(Exercise description):
Filter the entries that follow, copying every line in which the word "下列提法中" appears.

(Raw data):

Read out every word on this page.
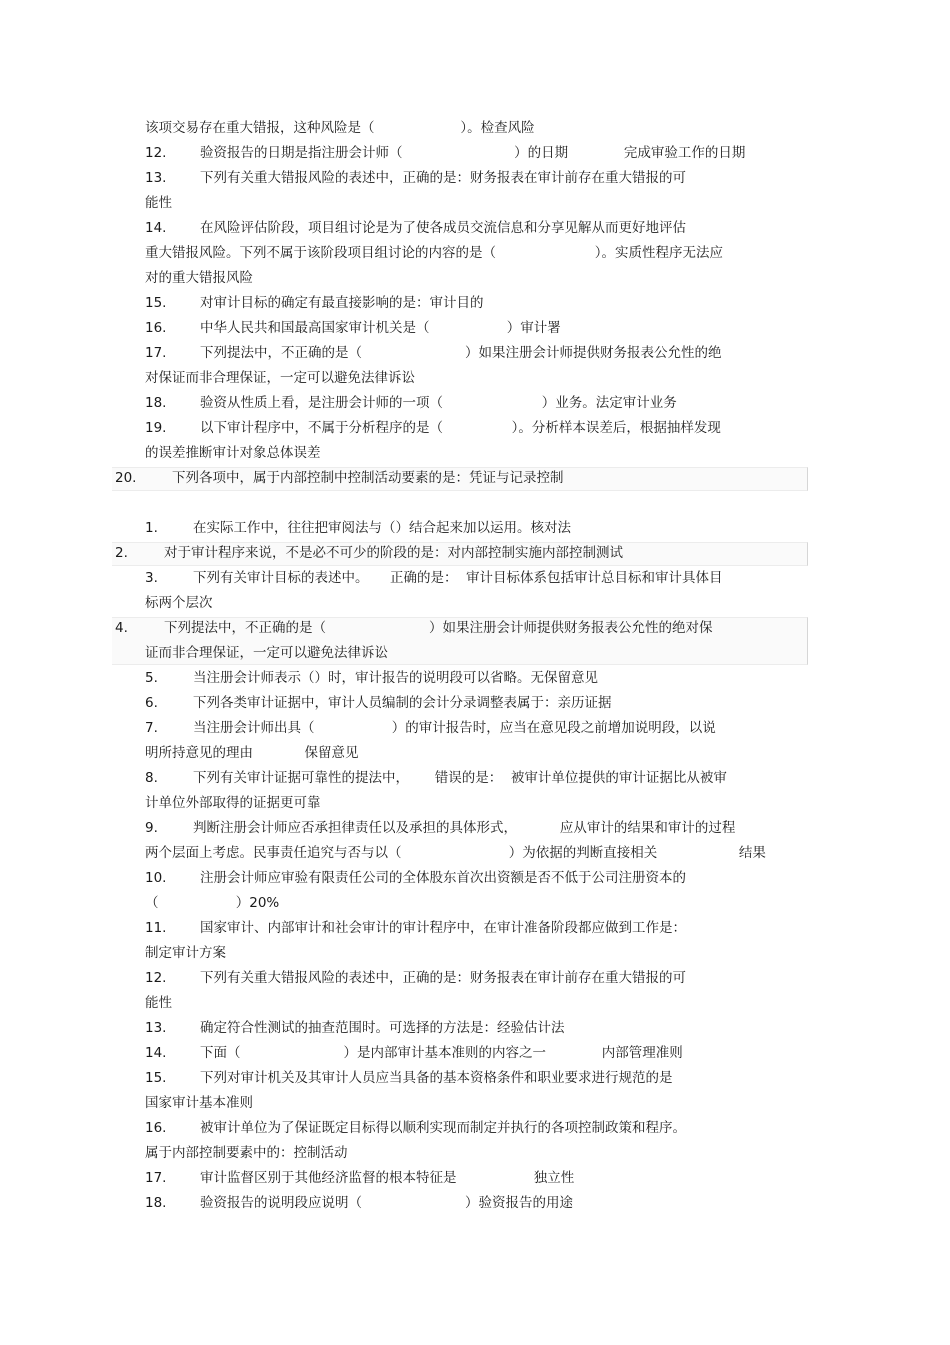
该项交易存在重大错报，这种风险是（                    ）。检查风险
12. 验资报告的日期是指注册会计师（                          ）的日期             完成审验工作的日期
13. 下列有关重大错报风险的表述中，正确的是：财务报表在审计前存在重大错报的可
能性
14. 在风险评估阶段，项目组讨论是为了使各成员交流信息和分享见解从而更好地评估
重大错报风险。下列不属于该阶段项目组讨论的内容的是（                       ）。实质性程序无法应
对的重大错报风险
15. 对审计目标的确定有最直接影响的是：审计目的
16. 中华人民共和国最高国家审计机关是（                  ）审计署
17. 下列提法中，不正确的是（                        ）如果注册会计师提供财务报表公允性的绝
对保证而非合理保证，一定可以避免法律诉讼
18. 验资从性质上看，是注册会计师的一项（                       ）业务。法定审计业务
19. 以下审计程序中，不属于分析程序的是（                ）。分析样本误差后，根据抽样发现
的误差推断审计对象总体误差
20.	下列各项中，属于内部控制中控制活动要素的是：凭证与记录控制
1.	在实际工作中，往往把审阅法与（）结合起来加以运用。核对法
2.	对于审计程序来说，不是必不可少的阶段的是：对内部控制实施内部控制测试
3.	下列有关审计目标的表述中。     正确的是：  审计目标体系包括审计总目标和审计具体目
标两个层次
4.	下列提法中，不正确的是（                        ）如果注册会计师提供财务报表公允性的绝对保
证而非合理保证，一定可以避免法律诉讼
5.	当注册会计师表示（）时，审计报告的说明段可以省略。无保留意见
6.	下列各类审计证据中，审计人员编制的会计分录调整表属于：亲历证据
7.	当注册会计师出具（                  ）的审计报告时，应当在意见段之前增加说明段，以说
明所持意见的理由            保留意见
8.	下列有关审计证据可靠性的提法中，      错误的是：  被审计单位提供的审计证据比从被审
计单位外部取得的证据更可靠
9.	判断注册会计师应否承担律责任以及承担的具体形式，          应从审计的结果和审计的过程
两个层面上考虑。民事责任追究与否与以（                         ）为依据的判断直接相关                   结果
10. 注册会计师应审验有限责任公司的全体股东首次出资额是否不低于公司注册资本的
（                  ）20%
11. 国家审计、内部审计和社会审计的审计程序中，在审计准备阶段都应做到工作是：
制定审计方案
12. 下列有关重大错报风险的表述中，正确的是：财务报表在审计前存在重大错报的可
能性
13. 确定符合性测试的抽查范围时。可选择的方法是：经验估计法
14. 下面（                        ）是内部审计基本准则的内容之一             内部管理准则
15. 下列对审计机关及其审计人员应当具备的基本资格条件和职业要求进行规范的是
国家审计基本准则
16. 被审计单位为了保证既定目标得以顺利实现而制定并执行的各项控制政策和程序。
属于内部控制要素中的：控制活动
17. 审计监督区别于其他经济监督的根本特征是                  独立性
18. 验资报告的说明段应说明（                        ）验资报告的用途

(Reply to the exercise):
17. 下列提法中，不正确的是（                        ）如果注册会计师提供财务报表公允性的绝
4.	下列提法中，不正确的是（                        ）如果注册会计师提供财务报表公允性的绝对保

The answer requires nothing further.